# To do
Rewrite the part of the listing that opens with the line containing "Localize each UI" and closes with the line containing "bookmark-star-icon[interactable]: ☆ (607, 51, 622, 71)", substituting "bookmark-text" for each "bookmark-label" and leaving all else unchanged.

[Saved data entries]

▼▼▼

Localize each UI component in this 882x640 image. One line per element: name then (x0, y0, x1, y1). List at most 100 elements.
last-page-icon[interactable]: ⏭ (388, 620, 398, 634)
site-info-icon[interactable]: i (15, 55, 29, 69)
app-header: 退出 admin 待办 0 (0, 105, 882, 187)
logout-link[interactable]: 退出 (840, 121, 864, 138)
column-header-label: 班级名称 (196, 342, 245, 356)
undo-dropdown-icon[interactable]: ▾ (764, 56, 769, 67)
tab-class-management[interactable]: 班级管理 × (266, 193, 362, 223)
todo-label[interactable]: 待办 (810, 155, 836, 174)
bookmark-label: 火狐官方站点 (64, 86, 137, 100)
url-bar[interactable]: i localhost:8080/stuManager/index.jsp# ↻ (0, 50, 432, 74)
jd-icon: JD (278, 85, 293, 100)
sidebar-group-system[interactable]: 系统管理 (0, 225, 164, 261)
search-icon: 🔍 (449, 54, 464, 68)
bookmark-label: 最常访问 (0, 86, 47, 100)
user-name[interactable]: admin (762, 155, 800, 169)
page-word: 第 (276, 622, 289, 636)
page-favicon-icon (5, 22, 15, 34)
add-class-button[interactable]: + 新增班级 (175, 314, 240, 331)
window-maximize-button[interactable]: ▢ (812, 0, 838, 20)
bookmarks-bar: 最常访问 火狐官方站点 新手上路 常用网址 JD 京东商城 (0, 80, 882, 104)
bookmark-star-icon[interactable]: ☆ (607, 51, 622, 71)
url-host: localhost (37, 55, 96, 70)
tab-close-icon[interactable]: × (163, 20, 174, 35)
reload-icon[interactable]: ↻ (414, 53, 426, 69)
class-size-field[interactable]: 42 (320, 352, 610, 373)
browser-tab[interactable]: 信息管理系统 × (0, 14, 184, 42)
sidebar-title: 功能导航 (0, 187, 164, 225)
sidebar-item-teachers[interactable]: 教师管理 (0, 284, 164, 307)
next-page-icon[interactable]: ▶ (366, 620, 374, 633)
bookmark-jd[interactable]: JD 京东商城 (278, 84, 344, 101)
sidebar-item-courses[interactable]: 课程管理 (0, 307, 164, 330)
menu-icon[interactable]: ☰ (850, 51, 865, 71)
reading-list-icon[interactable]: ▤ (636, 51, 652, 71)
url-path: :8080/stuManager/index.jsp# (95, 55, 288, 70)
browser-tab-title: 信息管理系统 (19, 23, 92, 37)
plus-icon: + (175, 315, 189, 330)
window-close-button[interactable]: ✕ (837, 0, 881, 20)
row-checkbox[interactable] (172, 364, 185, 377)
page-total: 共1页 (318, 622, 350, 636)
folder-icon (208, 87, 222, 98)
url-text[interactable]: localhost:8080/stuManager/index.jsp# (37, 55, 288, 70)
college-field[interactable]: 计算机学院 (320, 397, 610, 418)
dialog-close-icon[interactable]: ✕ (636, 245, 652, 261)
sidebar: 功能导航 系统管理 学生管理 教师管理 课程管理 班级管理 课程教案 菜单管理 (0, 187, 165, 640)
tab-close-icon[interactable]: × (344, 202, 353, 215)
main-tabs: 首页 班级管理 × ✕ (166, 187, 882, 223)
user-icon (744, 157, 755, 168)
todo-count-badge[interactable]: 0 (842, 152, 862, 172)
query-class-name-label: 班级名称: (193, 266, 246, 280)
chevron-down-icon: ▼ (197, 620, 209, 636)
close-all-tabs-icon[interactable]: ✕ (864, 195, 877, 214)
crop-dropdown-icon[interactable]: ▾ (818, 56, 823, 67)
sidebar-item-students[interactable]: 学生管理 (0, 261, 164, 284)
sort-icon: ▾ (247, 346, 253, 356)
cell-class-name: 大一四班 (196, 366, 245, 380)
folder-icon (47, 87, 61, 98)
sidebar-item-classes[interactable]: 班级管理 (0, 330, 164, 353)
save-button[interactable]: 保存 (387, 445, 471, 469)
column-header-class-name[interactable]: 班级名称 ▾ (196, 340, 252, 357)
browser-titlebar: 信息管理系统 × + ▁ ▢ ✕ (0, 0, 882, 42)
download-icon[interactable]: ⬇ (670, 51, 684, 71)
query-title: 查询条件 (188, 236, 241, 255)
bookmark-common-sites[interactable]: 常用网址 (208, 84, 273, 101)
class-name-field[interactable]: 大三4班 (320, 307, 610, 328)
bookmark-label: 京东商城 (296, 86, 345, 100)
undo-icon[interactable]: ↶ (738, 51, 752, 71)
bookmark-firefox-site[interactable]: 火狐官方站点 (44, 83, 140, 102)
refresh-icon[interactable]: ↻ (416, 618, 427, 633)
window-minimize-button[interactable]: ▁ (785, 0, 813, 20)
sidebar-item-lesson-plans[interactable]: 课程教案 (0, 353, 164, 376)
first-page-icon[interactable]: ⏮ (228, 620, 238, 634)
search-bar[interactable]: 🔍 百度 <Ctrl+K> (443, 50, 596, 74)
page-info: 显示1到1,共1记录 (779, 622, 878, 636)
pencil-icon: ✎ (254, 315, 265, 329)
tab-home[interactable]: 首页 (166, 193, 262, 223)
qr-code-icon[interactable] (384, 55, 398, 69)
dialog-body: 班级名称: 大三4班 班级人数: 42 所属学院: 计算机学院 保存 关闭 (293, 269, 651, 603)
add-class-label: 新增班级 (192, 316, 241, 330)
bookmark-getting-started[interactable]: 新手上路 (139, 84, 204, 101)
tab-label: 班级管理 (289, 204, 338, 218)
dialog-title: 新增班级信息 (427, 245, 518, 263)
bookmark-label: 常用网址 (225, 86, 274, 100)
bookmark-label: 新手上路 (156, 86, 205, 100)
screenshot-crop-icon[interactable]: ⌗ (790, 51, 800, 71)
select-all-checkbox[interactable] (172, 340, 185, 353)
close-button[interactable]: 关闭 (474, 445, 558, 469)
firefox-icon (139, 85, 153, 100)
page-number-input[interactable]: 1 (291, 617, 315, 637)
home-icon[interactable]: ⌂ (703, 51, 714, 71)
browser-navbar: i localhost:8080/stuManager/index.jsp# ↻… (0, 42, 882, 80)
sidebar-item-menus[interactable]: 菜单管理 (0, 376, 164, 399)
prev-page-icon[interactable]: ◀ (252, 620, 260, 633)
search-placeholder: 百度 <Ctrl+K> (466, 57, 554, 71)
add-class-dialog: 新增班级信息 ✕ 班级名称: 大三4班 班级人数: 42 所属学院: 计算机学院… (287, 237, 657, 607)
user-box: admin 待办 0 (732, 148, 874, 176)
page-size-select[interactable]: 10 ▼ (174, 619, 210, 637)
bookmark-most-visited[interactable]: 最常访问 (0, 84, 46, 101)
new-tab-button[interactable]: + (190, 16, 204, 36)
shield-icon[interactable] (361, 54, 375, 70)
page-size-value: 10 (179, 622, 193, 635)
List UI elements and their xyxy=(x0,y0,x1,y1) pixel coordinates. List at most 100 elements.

▲▲▲
▼▼▼

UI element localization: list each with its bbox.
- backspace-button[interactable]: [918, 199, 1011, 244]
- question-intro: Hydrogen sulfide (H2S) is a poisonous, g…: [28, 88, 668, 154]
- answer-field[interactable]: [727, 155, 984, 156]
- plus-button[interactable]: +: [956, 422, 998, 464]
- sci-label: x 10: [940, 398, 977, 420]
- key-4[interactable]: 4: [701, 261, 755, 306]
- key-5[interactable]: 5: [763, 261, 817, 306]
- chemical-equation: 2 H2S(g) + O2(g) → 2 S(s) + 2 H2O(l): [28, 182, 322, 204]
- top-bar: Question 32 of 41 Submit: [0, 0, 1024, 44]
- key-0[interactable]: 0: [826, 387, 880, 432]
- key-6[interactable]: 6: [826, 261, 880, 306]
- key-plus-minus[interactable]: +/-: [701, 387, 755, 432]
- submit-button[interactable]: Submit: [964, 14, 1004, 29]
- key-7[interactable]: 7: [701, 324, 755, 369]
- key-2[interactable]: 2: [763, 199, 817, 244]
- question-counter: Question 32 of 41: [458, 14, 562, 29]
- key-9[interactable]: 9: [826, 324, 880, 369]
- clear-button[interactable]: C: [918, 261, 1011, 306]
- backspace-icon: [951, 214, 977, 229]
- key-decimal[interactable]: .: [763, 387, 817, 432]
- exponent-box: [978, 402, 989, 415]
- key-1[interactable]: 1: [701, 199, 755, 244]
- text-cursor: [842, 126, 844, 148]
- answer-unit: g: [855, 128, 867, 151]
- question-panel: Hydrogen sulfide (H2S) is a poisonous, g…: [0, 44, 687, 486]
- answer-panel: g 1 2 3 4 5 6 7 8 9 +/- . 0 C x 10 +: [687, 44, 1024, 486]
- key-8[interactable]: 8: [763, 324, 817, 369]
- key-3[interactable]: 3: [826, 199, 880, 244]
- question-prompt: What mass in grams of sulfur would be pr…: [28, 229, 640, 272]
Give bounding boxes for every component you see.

▲▲▲

# Response to this exercise
Localize each UI component in this 882x640 image. One line per element: name then (x0, y0, x1, y1). List at most 100 elements.
last-page-icon[interactable]: ⏭ (388, 620, 398, 634)
site-info-icon[interactable]: i (15, 55, 29, 69)
app-header: 退出 admin 待办 0 (0, 105, 882, 187)
logout-link[interactable]: 退出 (840, 121, 864, 138)
column-header-label: 班级名称 (196, 342, 245, 356)
undo-dropdown-icon[interactable]: ▾ (764, 56, 769, 67)
tab-class-management[interactable]: 班级管理 × (266, 193, 362, 223)
todo-label[interactable]: 待办 (810, 155, 836, 174)
bookmark-text: 火狐官方站点 (64, 86, 137, 100)
url-bar[interactable]: i localhost:8080/stuManager/index.jsp# ↻ (0, 50, 432, 74)
jd-icon: JD (278, 85, 293, 100)
sidebar-group-system[interactable]: 系统管理 (0, 225, 164, 261)
search-icon: 🔍 (449, 54, 464, 68)
bookmark-text: 最常访问 (0, 86, 47, 100)
user-name[interactable]: admin (762, 155, 800, 169)
page-word: 第 (276, 622, 289, 636)
page-favicon-icon (5, 22, 15, 34)
add-class-button[interactable]: + 新增班级 (175, 314, 240, 331)
window-maximize-button[interactable]: ▢ (812, 0, 838, 20)
bookmarks-bar: 最常访问 火狐官方站点 新手上路 常用网址 JD 京东商城 (0, 80, 882, 104)
bookmark-star-icon[interactable]: ☆ (607, 51, 622, 71)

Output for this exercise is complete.